- [Data for this task]:
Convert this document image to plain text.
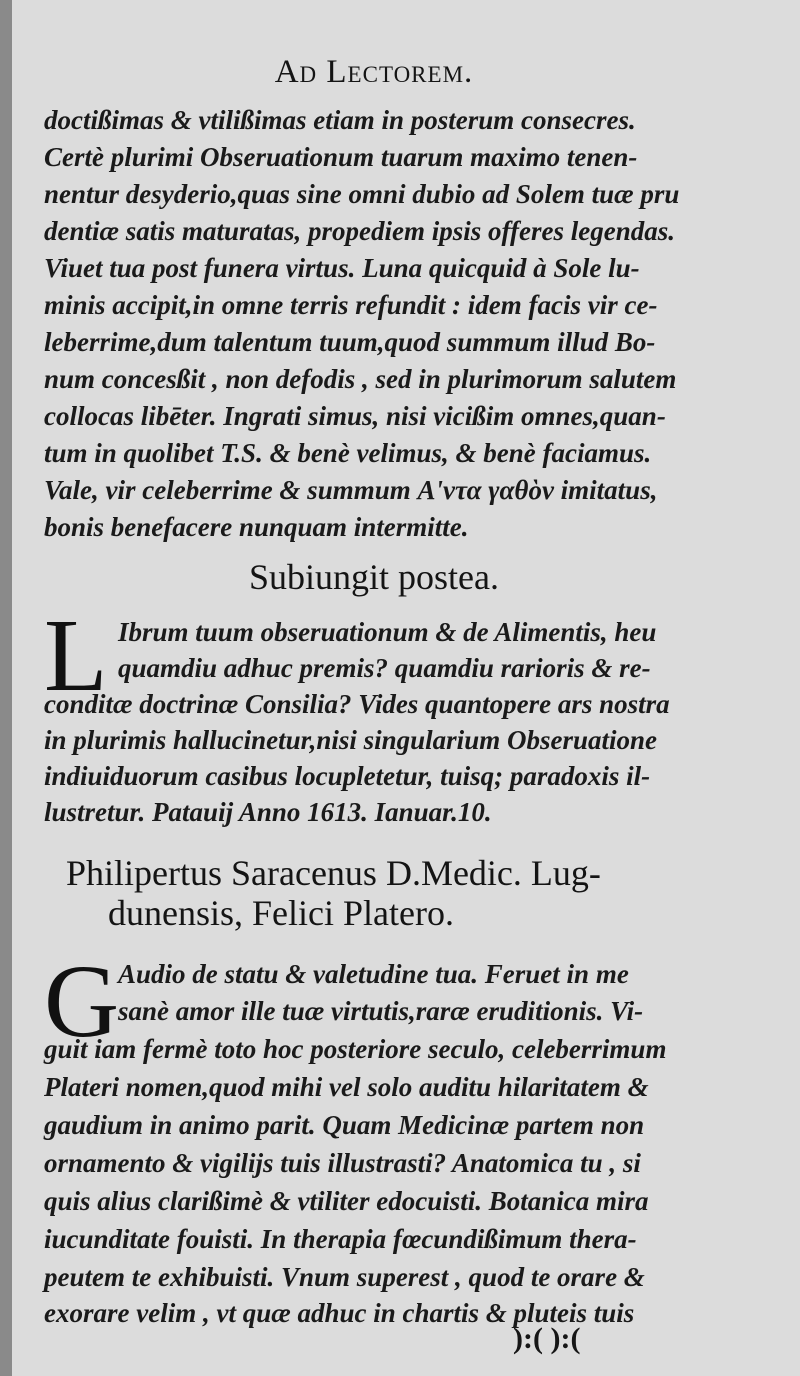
Ad Lectorem.
doctißimas & vtilißimas etiam in posterum consecres.
Certè plurimi Obseruationum tuarum maximo tenen-
nentur desyderio,quas sine omni dubio ad Solem tuæ pru
dentiæ satis maturatas, propediem ipsis offeres legendas.
Viuet tua post funera virtus. Luna quicquid à Sole lu-
minis accipit,in omne terris refundit : idem facis vir ce-
leberrime,dum talentum tuum,quod summum illud Bo-
num concesßit , non defodis , sed in plurimorum salutem
collocas libēter. Ingrati simus, nisi vicißim omnes,quan-
tum in quolibet T.S. & benè velimus, & benè faciamus.
Vale, vir celeberrime & summum Α'ντα γαθὸν imitatus,
bonis benefacere nunquam intermitte.
Subiungit postea.
L Ibrum tuum obseruationum & de Alimentis, heu
quamdiu adhuc premis? quamdiu rarioris & re-
conditæ doctrinæ Consilia? Vides quantopere ars nostra
in plurimis hallucinetur,nisi singularium Obseruatione
indiuiduorum casibus locupletetur, tuisq; paradoxis il-
lustretur. Patauij Anno 1613. Ianuar.10.
Philipertus Saracenus D.Medic. Lug-
dunensis, Felici Platero.
G
Audio de statu & valetudine tua. Feruet in me
sanè amor ille tuæ virtutis,raræ eruditionis. Vi-
guit iam fermè toto hoc posteriore seculo, celeberrimum
Plateri nomen,quod mihi vel solo auditu hilaritatem &
gaudium in animo parit. Quam Medicinæ partem non
ornamento & vigilijs tuis illustrasti? Anatomica tu , si
quis alius clarißimè & vtiliter edocuisti. Botanica mira
iucunditate fouisti. In therapia fœcundißimum thera-
peutem te exhibuisti. Vnum superest , quod te orare &
exorare velim , vt quæ adhuc in chartis & pluteis tuis
):( ):(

- [Work required]: Leave out the pictures and transcribe everything else exactly.

- [Answer to this task]:
Convert this document image to plain text.
Ad Lectorem.
doctißimas & vtilißimas etiam in posterum consecres.
Certè plurimi Obseruationum tuarum maximo tenen-
nentur desyderio,quas sine omni dubio ad Solem tuæ pru
dentiæ satis maturatas, propediem ipsis offeres legendas.
Viuet tua post funera virtus. Luna quicquid à Sole lu-
minis accipit,in omne terris refundit : idem facis vir ce-
leberrime,dum talentum tuum,quod summum illud Bo-
num concesßit , non defodis , sed in plurimorum salutem
collocas libēter. Ingrati simus, nisi vicißim omnes,quan-
tum in quolibet T.S. & benè velimus, & benè faciamus.
Vale, vir celeberrime & summum Α'ντα γαθὸν imitatus,
bonis benefacere nunquam intermitte.
Subiungit postea.
L Ibrum tuum obseruationum & de Alimentis, heu
quamdiu adhuc premis? quamdiu rarioris & re-
conditæ doctrinæ Consilia? Vides quantopere ars nostra
in plurimis hallucinetur,nisi singularium Obseruatione
indiuiduorum casibus locupletetur, tuisq; paradoxis il-
lustretur. Patauij Anno 1613. Ianuar.10.
Philipertus Saracenus D.Medic. Lug-
dunensis, Felici Platero.
G
Audio de statu & valetudine tua. Feruet in me
sanè amor ille tuæ virtutis,raræ eruditionis. Vi-
guit iam fermè toto hoc posteriore seculo, celeberrimum
Plateri nomen,quod mihi vel solo auditu hilaritatem &
gaudium in animo parit. Quam Medicinæ partem non
ornamento & vigilijs tuis illustrasti? Anatomica tu , si
quis alius clarißimè & vtiliter edocuisti. Botanica mira
iucunditate fouisti. In therapia fœcundißimum thera-
peutem te exhibuisti. Vnum superest , quod te orare &
exorare velim , vt quæ adhuc in chartis & pluteis tuis
):( ):(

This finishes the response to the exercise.